**Collected data**
..........
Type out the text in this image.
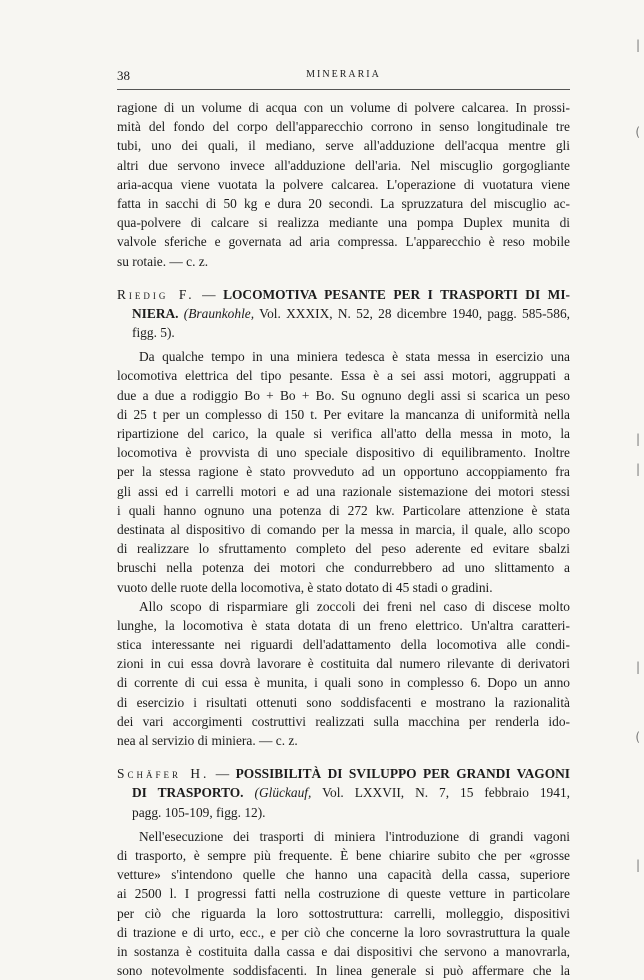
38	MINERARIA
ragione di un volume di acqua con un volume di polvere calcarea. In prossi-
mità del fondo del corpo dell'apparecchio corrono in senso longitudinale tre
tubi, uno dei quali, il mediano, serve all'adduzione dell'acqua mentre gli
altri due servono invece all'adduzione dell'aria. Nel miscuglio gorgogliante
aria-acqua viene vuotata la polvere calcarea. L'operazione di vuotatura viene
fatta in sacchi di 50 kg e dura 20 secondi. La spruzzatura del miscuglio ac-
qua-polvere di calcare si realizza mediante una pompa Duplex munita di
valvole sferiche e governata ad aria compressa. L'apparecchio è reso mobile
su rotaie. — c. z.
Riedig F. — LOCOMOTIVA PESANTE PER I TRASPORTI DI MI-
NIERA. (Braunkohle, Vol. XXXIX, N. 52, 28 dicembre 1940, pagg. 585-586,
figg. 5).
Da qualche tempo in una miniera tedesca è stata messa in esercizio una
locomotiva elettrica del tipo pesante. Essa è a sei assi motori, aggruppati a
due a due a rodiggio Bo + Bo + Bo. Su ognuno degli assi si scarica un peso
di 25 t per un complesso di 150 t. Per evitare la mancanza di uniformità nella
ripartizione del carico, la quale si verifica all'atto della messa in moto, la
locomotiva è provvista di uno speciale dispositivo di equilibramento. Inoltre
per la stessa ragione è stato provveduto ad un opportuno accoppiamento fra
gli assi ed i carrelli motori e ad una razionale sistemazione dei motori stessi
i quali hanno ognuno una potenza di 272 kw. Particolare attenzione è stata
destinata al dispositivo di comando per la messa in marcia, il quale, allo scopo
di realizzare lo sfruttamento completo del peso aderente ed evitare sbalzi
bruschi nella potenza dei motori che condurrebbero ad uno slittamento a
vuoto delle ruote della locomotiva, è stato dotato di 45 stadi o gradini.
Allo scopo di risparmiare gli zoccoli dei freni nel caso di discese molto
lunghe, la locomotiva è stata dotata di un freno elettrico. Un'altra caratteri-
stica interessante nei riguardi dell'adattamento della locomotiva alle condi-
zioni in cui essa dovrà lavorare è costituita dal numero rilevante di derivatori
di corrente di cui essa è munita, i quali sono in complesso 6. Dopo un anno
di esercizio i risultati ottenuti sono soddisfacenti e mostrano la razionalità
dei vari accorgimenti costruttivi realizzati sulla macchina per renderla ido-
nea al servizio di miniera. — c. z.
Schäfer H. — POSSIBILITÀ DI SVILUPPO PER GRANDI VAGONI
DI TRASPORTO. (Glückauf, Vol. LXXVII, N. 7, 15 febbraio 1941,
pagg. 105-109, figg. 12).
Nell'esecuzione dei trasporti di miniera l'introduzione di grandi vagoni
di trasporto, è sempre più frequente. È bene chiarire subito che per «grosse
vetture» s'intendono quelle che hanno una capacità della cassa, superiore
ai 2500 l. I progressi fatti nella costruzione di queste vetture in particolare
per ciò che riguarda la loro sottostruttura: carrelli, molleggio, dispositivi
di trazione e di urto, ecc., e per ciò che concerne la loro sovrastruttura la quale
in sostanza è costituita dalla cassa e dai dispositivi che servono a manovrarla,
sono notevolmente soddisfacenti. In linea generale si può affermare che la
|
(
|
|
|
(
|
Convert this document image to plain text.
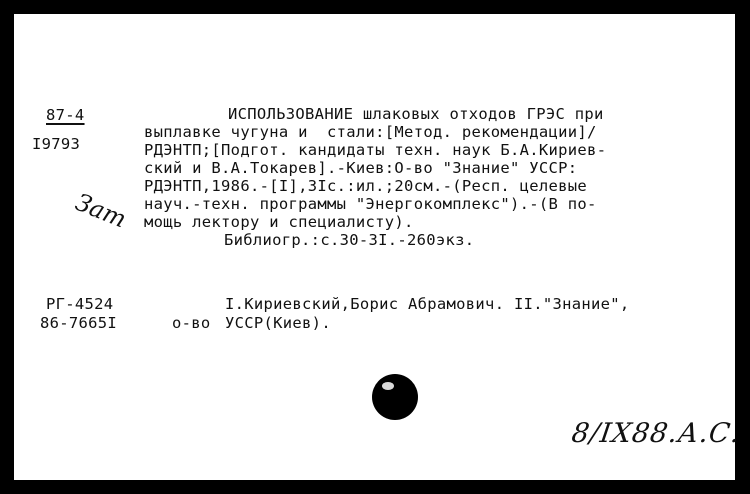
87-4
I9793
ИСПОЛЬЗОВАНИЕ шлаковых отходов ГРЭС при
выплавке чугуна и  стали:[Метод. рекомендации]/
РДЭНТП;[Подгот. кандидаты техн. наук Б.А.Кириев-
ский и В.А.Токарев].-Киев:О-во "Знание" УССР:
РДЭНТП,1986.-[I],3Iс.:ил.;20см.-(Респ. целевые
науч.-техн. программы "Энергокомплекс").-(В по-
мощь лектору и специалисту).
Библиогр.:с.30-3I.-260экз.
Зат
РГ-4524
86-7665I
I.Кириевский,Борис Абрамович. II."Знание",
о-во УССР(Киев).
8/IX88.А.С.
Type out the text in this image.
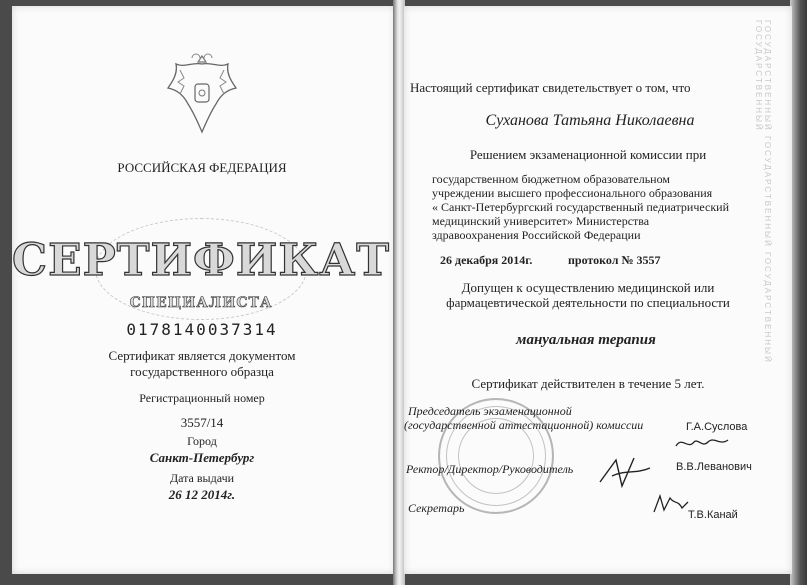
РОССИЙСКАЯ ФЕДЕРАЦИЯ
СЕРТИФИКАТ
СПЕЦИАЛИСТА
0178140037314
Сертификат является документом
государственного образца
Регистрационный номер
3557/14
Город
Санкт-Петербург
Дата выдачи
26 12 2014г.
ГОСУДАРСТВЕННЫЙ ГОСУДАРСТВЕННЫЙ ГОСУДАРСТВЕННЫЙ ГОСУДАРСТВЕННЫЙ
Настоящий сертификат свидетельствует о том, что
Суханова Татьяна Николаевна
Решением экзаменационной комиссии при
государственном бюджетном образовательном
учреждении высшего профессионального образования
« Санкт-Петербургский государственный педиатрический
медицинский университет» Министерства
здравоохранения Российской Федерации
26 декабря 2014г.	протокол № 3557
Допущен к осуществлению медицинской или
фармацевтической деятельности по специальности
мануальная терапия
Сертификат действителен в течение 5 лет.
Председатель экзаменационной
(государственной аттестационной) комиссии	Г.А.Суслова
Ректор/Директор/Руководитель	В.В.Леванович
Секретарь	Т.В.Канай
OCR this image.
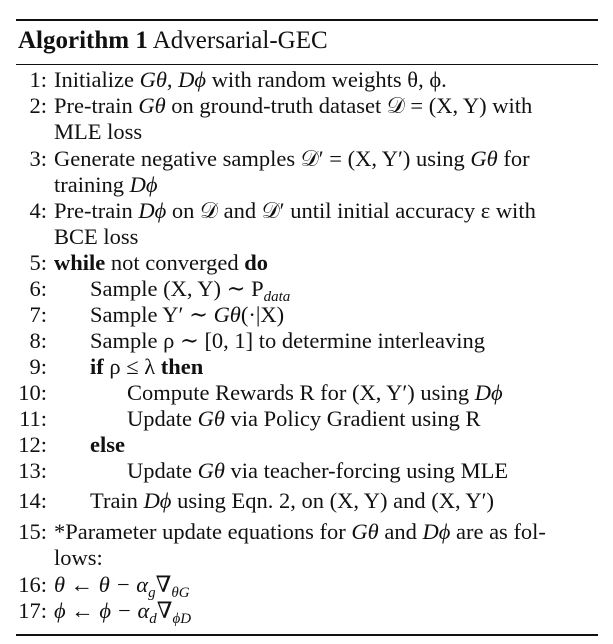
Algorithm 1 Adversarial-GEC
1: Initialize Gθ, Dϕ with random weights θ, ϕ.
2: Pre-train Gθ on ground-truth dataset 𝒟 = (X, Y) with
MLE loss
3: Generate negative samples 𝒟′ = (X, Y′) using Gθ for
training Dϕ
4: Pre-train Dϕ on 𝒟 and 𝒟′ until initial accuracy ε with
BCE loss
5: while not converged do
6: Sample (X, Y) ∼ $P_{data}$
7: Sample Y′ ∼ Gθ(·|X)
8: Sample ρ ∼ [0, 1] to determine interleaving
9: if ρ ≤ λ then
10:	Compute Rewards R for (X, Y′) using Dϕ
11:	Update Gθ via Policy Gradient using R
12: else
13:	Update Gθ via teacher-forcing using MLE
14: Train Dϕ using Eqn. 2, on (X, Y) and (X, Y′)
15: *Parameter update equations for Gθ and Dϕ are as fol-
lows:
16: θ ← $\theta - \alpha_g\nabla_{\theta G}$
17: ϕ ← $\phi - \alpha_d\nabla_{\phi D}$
..........
**What to produce**
Transcribe the material as is, with images omitted.

**Written response**
Type out the text in this image.
38	MINERARIA
ragione di un volume di acqua con un volume di polvere calcarea. In prossi-
mità del fondo del corpo dell'apparecchio corrono in senso longitudinale tre
tubi, uno dei quali, il mediano, serve all'adduzione dell'acqua mentre gli
altri due servono invece all'adduzione dell'aria. Nel miscuglio gorgogliante
aria-acqua viene vuotata la polvere calcarea. L'operazione di vuotatura viene
fatta in sacchi di 50 kg e dura 20 secondi. La spruzzatura del miscuglio ac-
qua-polvere di calcare si realizza mediante una pompa Duplex munita di
valvole sferiche e governata ad aria compressa. L'apparecchio è reso mobile
su rotaie. — c. z.
Riedig F. — LOCOMOTIVA PESANTE PER I TRASPORTI DI MI-
NIERA. (Braunkohle, Vol. XXXIX, N. 52, 28 dicembre 1940, pagg. 585-586,
figg. 5).
Da qualche tempo in una miniera tedesca è stata messa in esercizio una
locomotiva elettrica del tipo pesante. Essa è a sei assi motori, aggruppati a
due a due a rodiggio Bo + Bo + Bo. Su ognuno degli assi si scarica un peso
di 25 t per un complesso di 150 t. Per evitare la mancanza di uniformità nella
ripartizione del carico, la quale si verifica all'atto della messa in moto, la
locomotiva è provvista di uno speciale dispositivo di equilibramento. Inoltre
per la stessa ragione è stato provveduto ad un opportuno accoppiamento fra
gli assi ed i carrelli motori e ad una razionale sistemazione dei motori stessi
i quali hanno ognuno una potenza di 272 kw. Particolare attenzione è stata
destinata al dispositivo di comando per la messa in marcia, il quale, allo scopo
di realizzare lo sfruttamento completo del peso aderente ed evitare sbalzi
bruschi nella potenza dei motori che condurrebbero ad uno slittamento a
vuoto delle ruote della locomotiva, è stato dotato di 45 stadi o gradini.
Allo scopo di risparmiare gli zoccoli dei freni nel caso di discese molto
lunghe, la locomotiva è stata dotata di un freno elettrico. Un'altra caratteri-
stica interessante nei riguardi dell'adattamento della locomotiva alle condi-
zioni in cui essa dovrà lavorare è costituita dal numero rilevante di derivatori
di corrente di cui essa è munita, i quali sono in complesso 6. Dopo un anno
di esercizio i risultati ottenuti sono soddisfacenti e mostrano la razionalità
dei vari accorgimenti costruttivi realizzati sulla macchina per renderla ido-
nea al servizio di miniera. — c. z.
Schäfer H. — POSSIBILITÀ DI SVILUPPO PER GRANDI VAGONI
DI TRASPORTO. (Glückauf, Vol. LXXVII, N. 7, 15 febbraio 1941,
pagg. 105-109, figg. 12).
Nell'esecuzione dei trasporti di miniera l'introduzione di grandi vagoni
di trasporto, è sempre più frequente. È bene chiarire subito che per «grosse
vetture» s'intendono quelle che hanno una capacità della cassa, superiore
ai 2500 l. I progressi fatti nella costruzione di queste vetture in particolare
per ciò che riguarda la loro sottostruttura: carrelli, molleggio, dispositivi
di trazione e di urto, ecc., e per ciò che concerne la loro sovrastruttura la quale
in sostanza è costituita dalla cassa e dai dispositivi che servono a manovrarla,
sono notevolmente soddisfacenti. In linea generale si può affermare che la
|
(
|
|
|
(
|
Convert this document image to plain text.
87-4
I9793
ИСПОЛЬЗОВАНИЕ шлаковых отходов ГРЭС при
выплавке чугуна и  стали:[Метод. рекомендации]/
РДЭНТП;[Подгот. кандидаты техн. наук Б.А.Кириев-
ский и В.А.Токарев].-Киев:О-во "Знание" УССР:
РДЭНТП,1986.-[I],3Iс.:ил.;20см.-(Респ. целевые
науч.-техн. программы "Энергокомплекс").-(В по-
мощь лектору и специалисту).
Библиогр.:с.30-3I.-260экз.
Зат
РГ-4524
86-7665I
I.Кириевский,Борис Абрамович. II."Знание",
о-во УССР(Киев).
8/IX88.А.С.
Type out the text in this image.
РОССИЙСКАЯ ФЕДЕРАЦИЯ
СЕРТИФИКАТ
СПЕЦИАЛИСТА
0178140037314
Сертификат является документом
государственного образца
Регистрационный номер
3557/14
Город
Санкт-Петербург
Дата выдачи
26 12 2014г.
ГОСУДАРСТВЕННЫЙ ГОСУДАРСТВЕННЫЙ ГОСУДАРСТВЕННЫЙ ГОСУДАРСТВЕННЫЙ
Настоящий сертификат свидетельствует о том, что
Суханова Татьяна Николаевна
Решением экзаменационной комиссии при
государственном бюджетном образовательном
учреждении высшего профессионального образования
« Санкт-Петербургский государственный педиатрический
медицинский университет» Министерства
здравоохранения Российской Федерации
26 декабря 2014г.	протокол № 3557
Допущен к осуществлению медицинской или
фармацевтической деятельности по специальности
мануальная терапия
Сертификат действителен в течение 5 лет.
Председатель экзаменационной
(государственной аттестационной) комиссии	Г.А.Суслова
Ректор/Директор/Руководитель	В.В.Леванович
Секретарь	Т.В.Канай
OCR this image.
Algorithm 1 Adversarial-GEC
1: Initialize Gθ, Dϕ with random weights θ, ϕ.
2: Pre-train Gθ on ground-truth dataset 𝒟 = (X, Y) with
MLE loss
3: Generate negative samples 𝒟′ = (X, Y′) using Gθ for
training Dϕ
4: Pre-train Dϕ on 𝒟 and 𝒟′ until initial accuracy ε with
BCE loss
5: while not converged do
6: Sample (X, Y) ∼ $P_{data}$
7: Sample Y′ ∼ Gθ(·|X)
8: Sample ρ ∼ [0, 1] to determine interleaving
9: if ρ ≤ λ then
10:	Compute Rewards R for (X, Y′) using Dϕ
11:	Update Gθ via Policy Gradient using R
12: else
13:	Update Gθ via teacher-forcing using MLE
14: Train Dϕ using Eqn. 2, on (X, Y) and (X, Y′)
15: *Parameter update equations for Gθ and Dϕ are as fol-
lows:
16: θ ← $\theta - \alpha_g\nabla_{\theta G}$
17: ϕ ← $\phi - \alpha_d\nabla_{\phi D}$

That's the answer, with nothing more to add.